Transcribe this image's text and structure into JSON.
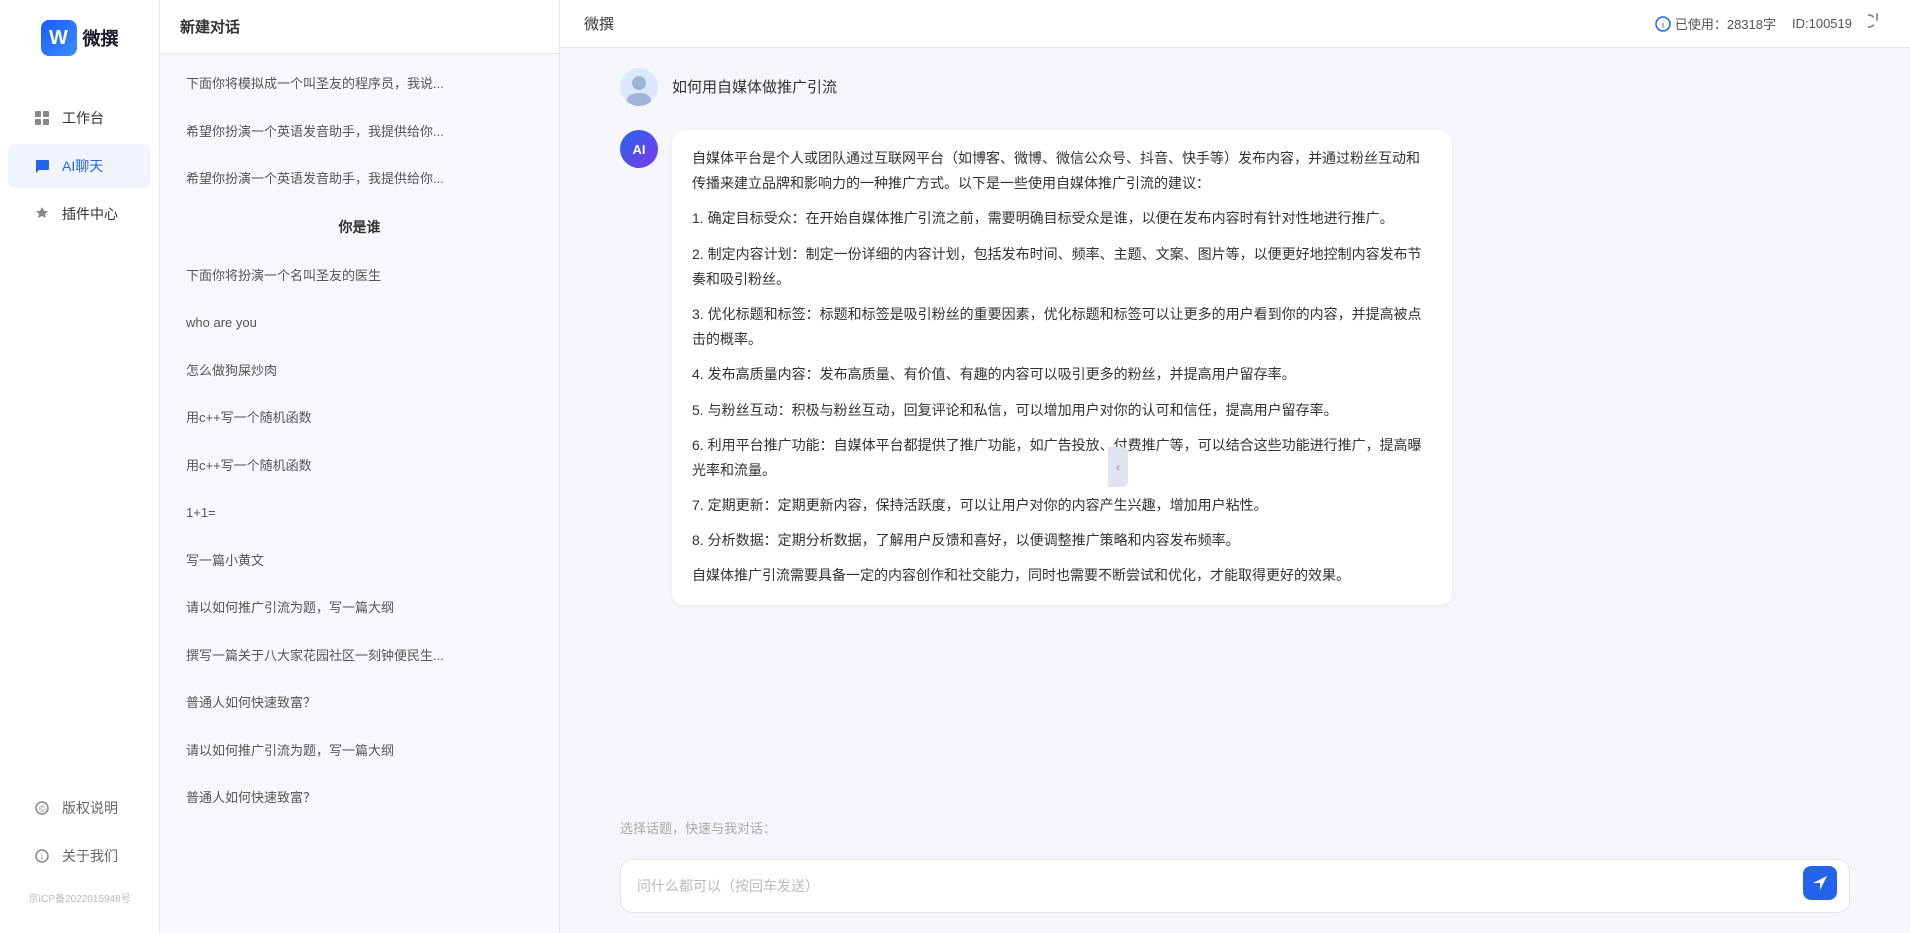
{
  "app": {
    "title": "微撰",
    "logo_letter": "W",
    "logo_text": "微撰"
  },
  "header": {
    "title": "微撰",
    "usage_icon": "info-icon",
    "usage_label": "已使用：28318字",
    "id_label": "ID:100519",
    "power_icon": "power-icon"
  },
  "sidebar": {
    "nav_items": [
      {
        "id": "workbench",
        "label": "工作台",
        "icon": "grid-icon"
      },
      {
        "id": "ai-chat",
        "label": "AI聊天",
        "icon": "chat-icon",
        "active": true
      },
      {
        "id": "plugin-center",
        "label": "插件中心",
        "icon": "plugin-icon"
      }
    ],
    "bottom_items": [
      {
        "id": "copyright",
        "label": "版权说明",
        "icon": "copyright-icon"
      },
      {
        "id": "about",
        "label": "关于我们",
        "icon": "about-icon"
      }
    ],
    "icp": "京ICP备2022015948号"
  },
  "middle_panel": {
    "header": "新建对话",
    "chat_items": [
      {
        "id": "chat-1",
        "text": "下面你将模拟成一个叫圣友的程序员，我说..."
      },
      {
        "id": "chat-2",
        "text": "希望你扮演一个英语发音助手，我提供给你..."
      },
      {
        "id": "chat-3",
        "text": "希望你扮演一个英语发音助手，我提供给你..."
      },
      {
        "id": "chat-4",
        "text": "你是谁",
        "section_header": true
      },
      {
        "id": "chat-5",
        "text": "下面你将扮演一个名叫圣友的医生"
      },
      {
        "id": "chat-6",
        "text": "who are you"
      },
      {
        "id": "chat-7",
        "text": "怎么做狗屎炒肉"
      },
      {
        "id": "chat-8",
        "text": "用c++写一个随机函数"
      },
      {
        "id": "chat-9",
        "text": "用c++写一个随机函数"
      },
      {
        "id": "chat-10",
        "text": "1+1="
      },
      {
        "id": "chat-11",
        "text": "写一篇小黄文"
      },
      {
        "id": "chat-12",
        "text": "请以如何推广引流为题，写一篇大纲"
      },
      {
        "id": "chat-13",
        "text": "撰写一篇关于八大家花园社区一刻钟便民生..."
      },
      {
        "id": "chat-14",
        "text": "普通人如何快速致富？"
      },
      {
        "id": "chat-15",
        "text": "请以如何推广引流为题，写一篇大纲"
      },
      {
        "id": "chat-16",
        "text": "普通人如何快速致富？"
      }
    ]
  },
  "chat": {
    "messages": [
      {
        "id": "msg-1",
        "role": "user",
        "avatar_type": "user",
        "text": "如何用自媒体做推广引流"
      },
      {
        "id": "msg-2",
        "role": "assistant",
        "avatar_type": "ai",
        "paragraphs": [
          "自媒体平台是个人或团队通过互联网平台（如博客、微博、微信公众号、抖音、快手等）发布内容，并通过粉丝互动和传播来建立品牌和影响力的一种推广方式。以下是一些使用自媒体推广引流的建议：",
          "1. 确定目标受众：在开始自媒体推广引流之前，需要明确目标受众是谁，以便在发布内容时有针对性地进行推广。",
          "2. 制定内容计划：制定一份详细的内容计划，包括发布时间、频率、主题、文案、图片等，以便更好地控制内容发布节奏和吸引粉丝。",
          "3. 优化标题和标签：标题和标签是吸引粉丝的重要因素，优化标题和标签可以让更多的用户看到你的内容，并提高被点击的概率。",
          "4. 发布高质量内容：发布高质量、有价值、有趣的内容可以吸引更多的粉丝，并提高用户留存率。",
          "5. 与粉丝互动：积极与粉丝互动，回复评论和私信，可以增加用户对你的认可和信任，提高用户留存率。",
          "6. 利用平台推广功能：自媒体平台都提供了推广功能，如广告投放、付费推广等，可以结合这些功能进行推广，提高曝光率和流量。",
          "7. 定期更新：定期更新内容，保持活跃度，可以让用户对你的内容产生兴趣，增加用户粘性。",
          "8. 分析数据：定期分析数据，了解用户反馈和喜好，以便调整推广策略和内容发布频率。",
          "自媒体推广引流需要具备一定的内容创作和社交能力，同时也需要不断尝试和优化，才能取得更好的效果。"
        ]
      }
    ],
    "quick_label": "选择话题，快速与我对话：",
    "input_placeholder": "问什么都可以（按回车发送）",
    "send_icon": "send-icon"
  }
}
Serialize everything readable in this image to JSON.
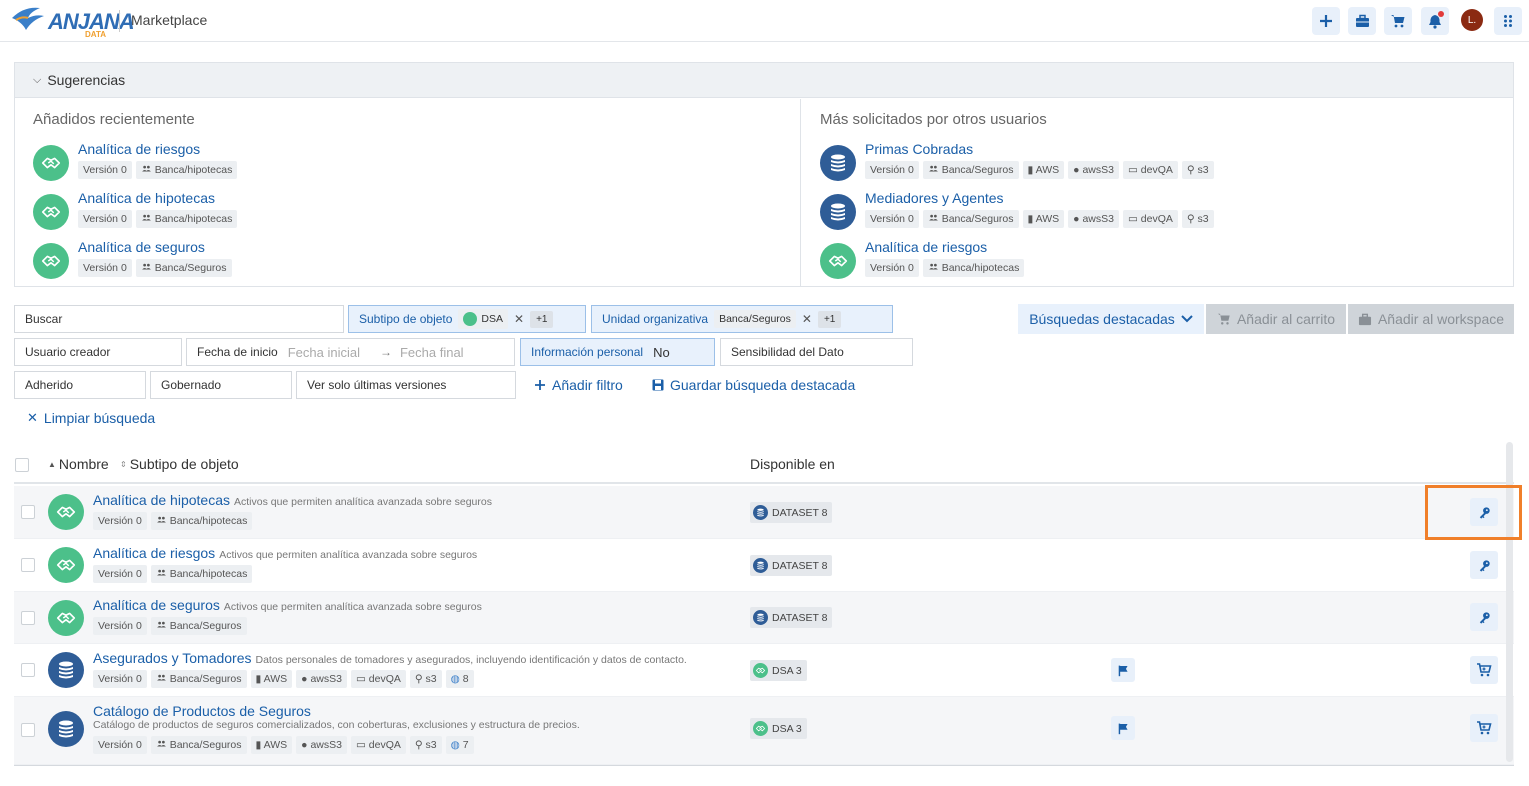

:: WORK INSTRUCTIONS ::
Show the lines where the word "image" appears in the entries.

:: ANSWER TO THE PROBLEM ::
Transcribe this image's text and structure into JSON.
Serialize everything readable in this image to JSON.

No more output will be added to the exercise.